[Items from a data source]
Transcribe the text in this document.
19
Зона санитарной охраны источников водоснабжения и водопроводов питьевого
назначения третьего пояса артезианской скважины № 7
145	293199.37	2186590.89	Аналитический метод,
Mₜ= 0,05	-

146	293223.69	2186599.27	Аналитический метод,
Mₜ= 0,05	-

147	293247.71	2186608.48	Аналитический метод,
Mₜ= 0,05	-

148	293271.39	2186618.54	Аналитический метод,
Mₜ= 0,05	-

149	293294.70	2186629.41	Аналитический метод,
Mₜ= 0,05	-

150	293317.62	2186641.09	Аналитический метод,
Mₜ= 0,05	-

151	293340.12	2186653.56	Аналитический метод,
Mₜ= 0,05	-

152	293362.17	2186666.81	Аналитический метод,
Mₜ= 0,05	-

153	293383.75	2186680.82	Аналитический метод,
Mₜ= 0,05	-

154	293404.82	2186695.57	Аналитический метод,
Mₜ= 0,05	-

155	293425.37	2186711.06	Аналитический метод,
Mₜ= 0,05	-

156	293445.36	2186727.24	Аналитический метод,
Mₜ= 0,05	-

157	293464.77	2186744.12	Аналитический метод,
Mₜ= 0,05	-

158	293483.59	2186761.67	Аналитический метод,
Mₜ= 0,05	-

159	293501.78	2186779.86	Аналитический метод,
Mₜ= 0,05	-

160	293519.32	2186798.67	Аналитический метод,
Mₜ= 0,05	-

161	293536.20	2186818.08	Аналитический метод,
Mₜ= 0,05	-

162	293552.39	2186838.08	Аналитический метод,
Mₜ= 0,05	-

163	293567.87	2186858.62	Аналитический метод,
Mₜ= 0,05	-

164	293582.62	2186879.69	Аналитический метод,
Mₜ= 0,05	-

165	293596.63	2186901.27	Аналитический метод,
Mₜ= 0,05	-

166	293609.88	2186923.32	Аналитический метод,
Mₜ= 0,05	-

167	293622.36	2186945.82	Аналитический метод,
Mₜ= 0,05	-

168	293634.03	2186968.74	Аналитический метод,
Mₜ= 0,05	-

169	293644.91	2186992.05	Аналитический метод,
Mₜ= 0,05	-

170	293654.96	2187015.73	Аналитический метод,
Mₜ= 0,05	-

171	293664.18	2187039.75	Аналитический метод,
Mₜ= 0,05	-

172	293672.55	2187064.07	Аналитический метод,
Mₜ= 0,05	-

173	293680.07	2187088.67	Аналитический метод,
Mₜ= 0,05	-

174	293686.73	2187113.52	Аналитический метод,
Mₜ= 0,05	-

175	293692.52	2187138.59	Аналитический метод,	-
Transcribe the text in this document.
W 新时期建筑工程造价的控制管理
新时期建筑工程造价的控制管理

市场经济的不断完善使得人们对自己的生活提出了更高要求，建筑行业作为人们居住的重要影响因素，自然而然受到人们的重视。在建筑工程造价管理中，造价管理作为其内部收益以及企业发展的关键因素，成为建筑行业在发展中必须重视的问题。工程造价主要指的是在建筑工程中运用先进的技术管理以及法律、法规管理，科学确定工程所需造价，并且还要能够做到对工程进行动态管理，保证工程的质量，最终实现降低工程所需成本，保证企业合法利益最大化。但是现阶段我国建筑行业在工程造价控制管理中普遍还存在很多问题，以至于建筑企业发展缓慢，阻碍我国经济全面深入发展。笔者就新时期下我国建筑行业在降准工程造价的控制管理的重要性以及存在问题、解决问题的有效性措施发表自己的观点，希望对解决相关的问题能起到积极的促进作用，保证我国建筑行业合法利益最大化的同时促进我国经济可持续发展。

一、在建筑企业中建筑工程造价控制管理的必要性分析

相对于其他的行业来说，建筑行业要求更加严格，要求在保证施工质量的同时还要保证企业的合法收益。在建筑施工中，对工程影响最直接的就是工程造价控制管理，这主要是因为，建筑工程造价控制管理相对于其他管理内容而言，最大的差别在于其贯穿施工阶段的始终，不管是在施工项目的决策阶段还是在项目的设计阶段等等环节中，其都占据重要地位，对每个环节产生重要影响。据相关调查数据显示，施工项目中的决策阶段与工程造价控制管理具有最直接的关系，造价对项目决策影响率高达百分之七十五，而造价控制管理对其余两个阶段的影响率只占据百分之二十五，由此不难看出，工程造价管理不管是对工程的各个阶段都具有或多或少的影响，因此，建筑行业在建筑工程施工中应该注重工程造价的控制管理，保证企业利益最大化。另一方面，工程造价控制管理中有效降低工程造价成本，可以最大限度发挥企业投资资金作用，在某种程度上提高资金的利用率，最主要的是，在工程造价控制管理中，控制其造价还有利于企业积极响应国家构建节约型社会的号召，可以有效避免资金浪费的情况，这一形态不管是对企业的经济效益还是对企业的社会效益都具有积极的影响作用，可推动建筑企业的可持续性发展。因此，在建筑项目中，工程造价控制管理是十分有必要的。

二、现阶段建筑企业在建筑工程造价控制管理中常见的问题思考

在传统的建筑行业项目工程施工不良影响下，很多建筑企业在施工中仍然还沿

- EXERCISE DESCRIPTION
Quote every line of the data, word for word.

- THE COMPLETED TASK
Transcribe the text in this document.
19
Зона санитарной охраны источников водоснабжения и водопроводов питьевого
назначения третьего пояса артезианской скважины № 7
145	293199.37	2186590.89	Аналитический метод,
Mₜ= 0,05	-

146	293223.69	2186599.27	Аналитический метод,
Mₜ= 0,05	-

147	293247.71	2186608.48	Аналитический метод,
Mₜ= 0,05	-

148	293271.39	2186618.54	Аналитический метод,
Mₜ= 0,05	-

149	293294.70	2186629.41	Аналитический метод,
Mₜ= 0,05	-

150	293317.62	2186641.09	Аналитический метод,
Mₜ= 0,05	-

151	293340.12	2186653.56	Аналитический метод,
Mₜ= 0,05	-

152	293362.17	2186666.81	Аналитический метод,
Mₜ= 0,05	-

153	293383.75	2186680.82	Аналитический метод,
Mₜ= 0,05	-

154	293404.82	2186695.57	Аналитический метод,
Mₜ= 0,05	-

155	293425.37	2186711.06	Аналитический метод,
Mₜ= 0,05	-

156	293445.36	2186727.24	Аналитический метод,
Mₜ= 0,05	-

157	293464.77	2186744.12	Аналитический метод,
Mₜ= 0,05	-

158	293483.59	2186761.67	Аналитический метод,
Mₜ= 0,05	-

159	293501.78	2186779.86	Аналитический метод,
Mₜ= 0,05	-

160	293519.32	2186798.67	Аналитический метод,
Mₜ= 0,05	-

161	293536.20	2186818.08	Аналитический метод,
Mₜ= 0,05	-

162	293552.39	2186838.08	Аналитический метод,
Mₜ= 0,05	-

163	293567.87	2186858.62	Аналитический метод,
Mₜ= 0,05	-

164	293582.62	2186879.69	Аналитический метод,
Mₜ= 0,05	-

165	293596.63	2186901.27	Аналитический метод,
Mₜ= 0,05	-

166	293609.88	2186923.32	Аналитический метод,
Mₜ= 0,05	-

167	293622.36	2186945.82	Аналитический метод,
Mₜ= 0,05	-

168	293634.03	2186968.74	Аналитический метод,
Mₜ= 0,05	-

169	293644.91	2186992.05	Аналитический метод,
Mₜ= 0,05	-

170	293654.96	2187015.73	Аналитический метод,
Mₜ= 0,05	-

171	293664.18	2187039.75	Аналитический метод,
Mₜ= 0,05	-

172	293672.55	2187064.07	Аналитический метод,
Mₜ= 0,05	-

173	293680.07	2187088.67	Аналитический метод,
Mₜ= 0,05	-

174	293686.73	2187113.52	Аналитический метод,
Mₜ= 0,05	-

175	293692.52	2187138.59	Аналитический метод,	-
Transcribe the text in this document.
W 新时期建筑工程造价的控制管理
新时期建筑工程造价的控制管理

市场经济的不断完善使得人们对自己的生活提出了更高要求，建筑行业作为人们居住的重要影响因素，自然而然受到人们的重视。在建筑工程造价管理中，造价管理作为其内部收益以及企业发展的关键因素，成为建筑行业在发展中必须重视的问题。工程造价主要指的是在建筑工程中运用先进的技术管理以及法律、法规管理，科学确定工程所需造价，并且还要能够做到对工程进行动态管理，保证工程的质量，最终实现降低工程所需成本，保证企业合法利益最大化。但是现阶段我国建筑行业在工程造价控制管理中普遍还存在很多问题，以至于建筑企业发展缓慢，阻碍我国经济全面深入发展。笔者就新时期下我国建筑行业在降准工程造价的控制管理的重要性以及存在问题、解决问题的有效性措施发表自己的观点，希望对解决相关的问题能起到积极的促进作用，保证我国建筑行业合法利益最大化的同时促进我国经济可持续发展。

一、在建筑企业中建筑工程造价控制管理的必要性分析

相对于其他的行业来说，建筑行业要求更加严格，要求在保证施工质量的同时还要保证企业的合法收益。在建筑施工中，对工程影响最直接的就是工程造价控制管理，这主要是因为，建筑工程造价控制管理相对于其他管理内容而言，最大的差别在于其贯穿施工阶段的始终，不管是在施工项目的决策阶段还是在项目的设计阶段等等环节中，其都占据重要地位，对每个环节产生重要影响。据相关调查数据显示，施工项目中的决策阶段与工程造价控制管理具有最直接的关系，造价对项目决策影响率高达百分之七十五，而造价控制管理对其余两个阶段的影响率只占据百分之二十五，由此不难看出，工程造价管理不管是对工程的各个阶段都具有或多或少的影响，因此，建筑行业在建筑工程施工中应该注重工程造价的控制管理，保证企业利益最大化。另一方面，工程造价控制管理中有效降低工程造价成本，可以最大限度发挥企业投资资金作用，在某种程度上提高资金的利用率，最主要的是，在工程造价控制管理中，控制其造价还有利于企业积极响应国家构建节约型社会的号召，可以有效避免资金浪费的情况，这一形态不管是对企业的经济效益还是对企业的社会效益都具有积极的影响作用，可推动建筑企业的可持续性发展。因此，在建筑项目中，工程造价控制管理是十分有必要的。

二、现阶段建筑企业在建筑工程造价控制管理中常见的问题思考

在传统的建筑行业项目工程施工不良影响下，很多建筑企业在施工中仍然还沿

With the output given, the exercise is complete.